Set problem
Which lines contain the word "image"? Return each of them as written.

[Data records]
-=-=-=-=-
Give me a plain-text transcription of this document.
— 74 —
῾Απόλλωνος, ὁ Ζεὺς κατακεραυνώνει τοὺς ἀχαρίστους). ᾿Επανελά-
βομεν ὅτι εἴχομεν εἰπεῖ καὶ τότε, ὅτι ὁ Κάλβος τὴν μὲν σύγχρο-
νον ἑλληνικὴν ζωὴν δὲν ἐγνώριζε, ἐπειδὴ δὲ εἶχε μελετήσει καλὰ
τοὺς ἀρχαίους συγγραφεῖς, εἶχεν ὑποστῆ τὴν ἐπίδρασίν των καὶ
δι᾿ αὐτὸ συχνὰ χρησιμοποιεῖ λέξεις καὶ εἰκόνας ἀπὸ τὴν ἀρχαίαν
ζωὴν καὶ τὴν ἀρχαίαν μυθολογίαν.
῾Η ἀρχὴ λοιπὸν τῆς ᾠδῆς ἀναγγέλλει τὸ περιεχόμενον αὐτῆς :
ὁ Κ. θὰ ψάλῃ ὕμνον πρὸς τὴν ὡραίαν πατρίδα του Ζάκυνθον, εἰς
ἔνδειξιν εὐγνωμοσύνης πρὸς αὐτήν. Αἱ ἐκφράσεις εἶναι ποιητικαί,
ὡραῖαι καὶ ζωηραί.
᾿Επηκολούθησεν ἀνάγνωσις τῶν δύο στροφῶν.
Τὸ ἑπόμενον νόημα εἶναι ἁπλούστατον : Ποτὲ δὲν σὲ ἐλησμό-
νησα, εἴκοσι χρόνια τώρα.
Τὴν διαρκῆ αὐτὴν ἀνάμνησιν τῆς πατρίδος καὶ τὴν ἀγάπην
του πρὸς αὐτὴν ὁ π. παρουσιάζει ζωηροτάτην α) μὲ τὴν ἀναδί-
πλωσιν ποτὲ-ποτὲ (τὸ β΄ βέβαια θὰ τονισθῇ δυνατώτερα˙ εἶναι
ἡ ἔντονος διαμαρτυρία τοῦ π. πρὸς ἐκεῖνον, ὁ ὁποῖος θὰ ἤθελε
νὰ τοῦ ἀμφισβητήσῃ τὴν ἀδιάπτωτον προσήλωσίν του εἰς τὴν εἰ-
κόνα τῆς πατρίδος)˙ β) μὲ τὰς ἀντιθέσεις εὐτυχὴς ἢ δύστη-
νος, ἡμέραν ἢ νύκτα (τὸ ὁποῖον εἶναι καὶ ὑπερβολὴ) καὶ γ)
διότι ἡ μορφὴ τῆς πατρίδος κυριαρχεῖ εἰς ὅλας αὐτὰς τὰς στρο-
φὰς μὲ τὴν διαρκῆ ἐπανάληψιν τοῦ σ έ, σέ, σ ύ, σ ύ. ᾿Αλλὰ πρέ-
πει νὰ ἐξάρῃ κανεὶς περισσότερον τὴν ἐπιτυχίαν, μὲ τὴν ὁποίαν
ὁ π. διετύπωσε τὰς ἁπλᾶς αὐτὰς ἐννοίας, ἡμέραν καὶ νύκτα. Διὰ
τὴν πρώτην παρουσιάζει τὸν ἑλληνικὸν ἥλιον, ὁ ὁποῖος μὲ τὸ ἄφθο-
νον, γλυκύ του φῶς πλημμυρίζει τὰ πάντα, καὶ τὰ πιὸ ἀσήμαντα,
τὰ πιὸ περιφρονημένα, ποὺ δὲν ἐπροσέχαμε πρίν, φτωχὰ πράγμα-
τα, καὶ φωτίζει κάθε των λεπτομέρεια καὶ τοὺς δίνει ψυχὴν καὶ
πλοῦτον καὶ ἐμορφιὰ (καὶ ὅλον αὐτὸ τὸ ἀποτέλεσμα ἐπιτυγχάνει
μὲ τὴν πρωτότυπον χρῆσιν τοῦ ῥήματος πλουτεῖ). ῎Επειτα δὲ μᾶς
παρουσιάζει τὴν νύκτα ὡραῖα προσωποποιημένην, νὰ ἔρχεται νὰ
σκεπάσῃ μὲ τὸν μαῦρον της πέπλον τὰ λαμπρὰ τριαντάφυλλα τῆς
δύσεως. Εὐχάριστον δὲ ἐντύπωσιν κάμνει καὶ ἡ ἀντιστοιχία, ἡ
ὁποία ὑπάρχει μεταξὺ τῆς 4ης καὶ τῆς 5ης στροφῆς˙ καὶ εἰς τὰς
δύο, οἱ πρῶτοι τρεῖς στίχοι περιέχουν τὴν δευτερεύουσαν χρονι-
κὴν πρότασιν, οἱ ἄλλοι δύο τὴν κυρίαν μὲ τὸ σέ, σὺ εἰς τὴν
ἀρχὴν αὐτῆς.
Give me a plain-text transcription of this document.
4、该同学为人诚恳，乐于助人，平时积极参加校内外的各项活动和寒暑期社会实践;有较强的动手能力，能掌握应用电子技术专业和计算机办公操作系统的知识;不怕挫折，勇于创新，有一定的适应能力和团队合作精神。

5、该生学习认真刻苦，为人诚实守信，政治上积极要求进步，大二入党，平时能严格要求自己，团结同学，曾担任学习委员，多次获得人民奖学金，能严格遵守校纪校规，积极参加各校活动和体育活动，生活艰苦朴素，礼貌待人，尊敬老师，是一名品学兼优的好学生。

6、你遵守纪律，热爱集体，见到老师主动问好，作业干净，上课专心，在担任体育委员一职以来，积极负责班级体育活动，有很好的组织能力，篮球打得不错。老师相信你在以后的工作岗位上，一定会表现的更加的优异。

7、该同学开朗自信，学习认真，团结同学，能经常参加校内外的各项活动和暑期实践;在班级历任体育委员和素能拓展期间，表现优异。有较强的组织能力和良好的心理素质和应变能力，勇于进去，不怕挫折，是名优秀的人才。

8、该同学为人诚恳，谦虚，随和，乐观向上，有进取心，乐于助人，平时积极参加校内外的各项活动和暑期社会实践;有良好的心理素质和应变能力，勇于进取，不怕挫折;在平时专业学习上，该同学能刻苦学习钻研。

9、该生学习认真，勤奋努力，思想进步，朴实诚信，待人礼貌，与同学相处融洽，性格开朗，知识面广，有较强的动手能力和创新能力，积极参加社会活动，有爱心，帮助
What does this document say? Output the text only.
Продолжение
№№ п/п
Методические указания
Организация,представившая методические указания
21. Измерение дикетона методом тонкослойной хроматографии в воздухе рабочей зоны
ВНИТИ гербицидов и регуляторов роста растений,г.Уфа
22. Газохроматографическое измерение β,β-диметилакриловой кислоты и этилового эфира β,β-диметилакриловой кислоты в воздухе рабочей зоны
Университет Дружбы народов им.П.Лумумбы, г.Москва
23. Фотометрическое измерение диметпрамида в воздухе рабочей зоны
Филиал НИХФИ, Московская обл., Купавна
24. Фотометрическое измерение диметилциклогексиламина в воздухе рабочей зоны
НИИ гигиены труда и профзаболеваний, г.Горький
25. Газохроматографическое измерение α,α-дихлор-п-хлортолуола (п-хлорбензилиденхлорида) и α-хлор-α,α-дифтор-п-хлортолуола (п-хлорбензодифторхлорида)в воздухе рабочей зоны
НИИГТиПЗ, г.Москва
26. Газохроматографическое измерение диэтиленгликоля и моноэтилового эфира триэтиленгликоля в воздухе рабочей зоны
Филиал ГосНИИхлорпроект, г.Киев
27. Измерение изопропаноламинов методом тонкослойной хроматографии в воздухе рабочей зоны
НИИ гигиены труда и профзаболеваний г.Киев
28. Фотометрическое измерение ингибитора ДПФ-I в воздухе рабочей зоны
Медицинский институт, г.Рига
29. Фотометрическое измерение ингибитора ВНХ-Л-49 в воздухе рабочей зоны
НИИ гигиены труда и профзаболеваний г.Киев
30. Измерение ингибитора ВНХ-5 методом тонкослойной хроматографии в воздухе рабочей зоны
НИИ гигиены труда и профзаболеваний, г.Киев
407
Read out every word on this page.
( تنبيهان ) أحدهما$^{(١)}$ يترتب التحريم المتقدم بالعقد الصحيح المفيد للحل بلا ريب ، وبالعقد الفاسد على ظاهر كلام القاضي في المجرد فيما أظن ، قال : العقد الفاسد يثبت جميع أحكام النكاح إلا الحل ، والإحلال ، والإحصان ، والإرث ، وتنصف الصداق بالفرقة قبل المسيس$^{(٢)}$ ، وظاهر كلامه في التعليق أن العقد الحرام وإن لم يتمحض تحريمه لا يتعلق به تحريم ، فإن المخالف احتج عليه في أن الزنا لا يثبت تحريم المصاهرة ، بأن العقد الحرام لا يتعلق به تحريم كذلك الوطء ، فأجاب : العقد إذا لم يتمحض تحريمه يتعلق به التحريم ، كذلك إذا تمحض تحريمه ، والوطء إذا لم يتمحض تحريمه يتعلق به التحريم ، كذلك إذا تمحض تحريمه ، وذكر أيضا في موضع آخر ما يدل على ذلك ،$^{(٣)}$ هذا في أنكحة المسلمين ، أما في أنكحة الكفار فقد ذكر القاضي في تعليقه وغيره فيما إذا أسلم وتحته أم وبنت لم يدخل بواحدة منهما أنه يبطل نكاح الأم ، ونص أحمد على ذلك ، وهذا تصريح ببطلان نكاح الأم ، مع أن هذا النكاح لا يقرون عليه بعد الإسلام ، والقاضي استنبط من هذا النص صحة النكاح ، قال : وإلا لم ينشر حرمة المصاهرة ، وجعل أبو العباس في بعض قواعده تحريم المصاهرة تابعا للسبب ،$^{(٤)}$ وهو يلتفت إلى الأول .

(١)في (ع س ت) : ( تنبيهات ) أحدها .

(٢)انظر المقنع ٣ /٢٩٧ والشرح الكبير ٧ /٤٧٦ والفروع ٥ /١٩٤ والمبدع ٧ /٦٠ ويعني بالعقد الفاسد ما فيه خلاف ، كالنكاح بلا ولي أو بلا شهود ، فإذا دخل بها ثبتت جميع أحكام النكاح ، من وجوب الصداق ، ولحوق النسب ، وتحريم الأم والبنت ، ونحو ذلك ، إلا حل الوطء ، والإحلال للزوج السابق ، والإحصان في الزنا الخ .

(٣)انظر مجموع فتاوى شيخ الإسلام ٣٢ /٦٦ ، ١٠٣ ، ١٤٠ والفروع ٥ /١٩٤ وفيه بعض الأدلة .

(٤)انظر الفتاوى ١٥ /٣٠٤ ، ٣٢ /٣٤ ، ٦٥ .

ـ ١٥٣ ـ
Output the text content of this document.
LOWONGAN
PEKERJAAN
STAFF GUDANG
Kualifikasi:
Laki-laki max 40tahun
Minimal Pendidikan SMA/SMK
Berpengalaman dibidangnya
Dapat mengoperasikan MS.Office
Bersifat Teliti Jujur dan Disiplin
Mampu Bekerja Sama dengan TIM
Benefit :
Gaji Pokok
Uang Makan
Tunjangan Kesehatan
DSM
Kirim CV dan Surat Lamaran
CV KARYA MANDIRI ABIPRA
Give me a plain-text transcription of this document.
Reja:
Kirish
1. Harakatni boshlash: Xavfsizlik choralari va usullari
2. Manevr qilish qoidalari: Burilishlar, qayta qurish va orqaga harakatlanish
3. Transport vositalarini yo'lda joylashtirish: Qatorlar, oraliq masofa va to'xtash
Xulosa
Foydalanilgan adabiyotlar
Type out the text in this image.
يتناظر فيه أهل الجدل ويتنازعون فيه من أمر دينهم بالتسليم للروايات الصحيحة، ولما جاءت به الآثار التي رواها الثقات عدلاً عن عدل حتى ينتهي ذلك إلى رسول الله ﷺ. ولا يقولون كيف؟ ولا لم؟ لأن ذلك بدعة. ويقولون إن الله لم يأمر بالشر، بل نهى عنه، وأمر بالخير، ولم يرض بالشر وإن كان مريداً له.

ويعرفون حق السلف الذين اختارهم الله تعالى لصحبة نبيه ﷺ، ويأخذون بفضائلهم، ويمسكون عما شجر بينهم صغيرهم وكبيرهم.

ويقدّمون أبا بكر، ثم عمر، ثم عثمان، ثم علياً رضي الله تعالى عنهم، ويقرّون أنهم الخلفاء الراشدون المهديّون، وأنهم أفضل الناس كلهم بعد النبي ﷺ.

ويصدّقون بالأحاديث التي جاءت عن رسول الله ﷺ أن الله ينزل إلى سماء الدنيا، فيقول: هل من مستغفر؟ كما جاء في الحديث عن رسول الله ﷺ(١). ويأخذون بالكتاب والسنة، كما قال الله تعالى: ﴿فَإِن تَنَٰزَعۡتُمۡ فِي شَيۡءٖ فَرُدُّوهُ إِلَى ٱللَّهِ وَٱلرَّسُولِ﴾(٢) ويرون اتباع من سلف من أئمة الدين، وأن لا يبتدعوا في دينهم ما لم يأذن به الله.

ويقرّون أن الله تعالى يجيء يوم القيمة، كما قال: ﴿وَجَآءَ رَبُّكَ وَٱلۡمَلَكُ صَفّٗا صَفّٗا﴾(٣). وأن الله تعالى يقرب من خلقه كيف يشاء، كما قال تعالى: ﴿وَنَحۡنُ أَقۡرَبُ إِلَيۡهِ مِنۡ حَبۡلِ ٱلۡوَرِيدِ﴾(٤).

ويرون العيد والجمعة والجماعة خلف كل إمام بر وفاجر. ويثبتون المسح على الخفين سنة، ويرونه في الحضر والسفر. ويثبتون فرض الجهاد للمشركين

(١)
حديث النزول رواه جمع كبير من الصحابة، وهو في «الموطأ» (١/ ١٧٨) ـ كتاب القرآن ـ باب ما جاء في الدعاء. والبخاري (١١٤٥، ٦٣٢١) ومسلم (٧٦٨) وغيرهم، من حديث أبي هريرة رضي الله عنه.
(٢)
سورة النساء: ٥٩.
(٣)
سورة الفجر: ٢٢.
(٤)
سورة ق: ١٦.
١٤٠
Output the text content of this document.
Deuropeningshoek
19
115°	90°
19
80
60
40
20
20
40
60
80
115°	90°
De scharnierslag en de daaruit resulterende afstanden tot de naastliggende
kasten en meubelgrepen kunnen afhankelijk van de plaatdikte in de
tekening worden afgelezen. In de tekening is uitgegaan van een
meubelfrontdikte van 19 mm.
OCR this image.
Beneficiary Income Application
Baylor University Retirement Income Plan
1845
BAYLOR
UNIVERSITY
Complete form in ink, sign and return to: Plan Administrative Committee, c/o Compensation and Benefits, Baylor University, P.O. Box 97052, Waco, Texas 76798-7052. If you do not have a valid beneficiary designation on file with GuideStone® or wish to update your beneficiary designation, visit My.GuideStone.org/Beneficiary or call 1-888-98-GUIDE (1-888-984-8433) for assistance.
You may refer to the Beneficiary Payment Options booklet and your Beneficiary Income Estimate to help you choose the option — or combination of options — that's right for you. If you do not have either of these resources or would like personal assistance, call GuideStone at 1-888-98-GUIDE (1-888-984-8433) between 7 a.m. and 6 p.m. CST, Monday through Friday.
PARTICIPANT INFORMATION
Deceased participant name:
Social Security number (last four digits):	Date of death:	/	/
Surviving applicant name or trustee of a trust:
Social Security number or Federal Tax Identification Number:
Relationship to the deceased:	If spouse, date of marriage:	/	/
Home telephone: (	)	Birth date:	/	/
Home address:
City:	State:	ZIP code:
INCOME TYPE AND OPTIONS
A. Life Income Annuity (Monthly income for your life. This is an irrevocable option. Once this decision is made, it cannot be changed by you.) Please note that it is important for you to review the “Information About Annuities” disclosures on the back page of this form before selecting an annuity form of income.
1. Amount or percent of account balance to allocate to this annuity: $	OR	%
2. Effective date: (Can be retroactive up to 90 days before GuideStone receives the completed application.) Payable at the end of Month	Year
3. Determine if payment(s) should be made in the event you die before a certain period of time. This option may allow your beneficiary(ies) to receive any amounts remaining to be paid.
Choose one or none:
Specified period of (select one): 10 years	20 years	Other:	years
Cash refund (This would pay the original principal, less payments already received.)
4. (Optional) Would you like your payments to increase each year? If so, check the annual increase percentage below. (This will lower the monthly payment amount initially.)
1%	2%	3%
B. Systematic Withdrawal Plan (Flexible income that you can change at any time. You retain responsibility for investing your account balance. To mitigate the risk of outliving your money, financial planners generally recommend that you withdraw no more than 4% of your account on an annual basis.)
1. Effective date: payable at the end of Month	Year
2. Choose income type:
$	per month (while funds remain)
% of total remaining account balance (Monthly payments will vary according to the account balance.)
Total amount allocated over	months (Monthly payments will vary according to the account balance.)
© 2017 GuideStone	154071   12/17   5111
-=-=-=-=-
Completed exercise
Type out the text in this image.
OCR this image.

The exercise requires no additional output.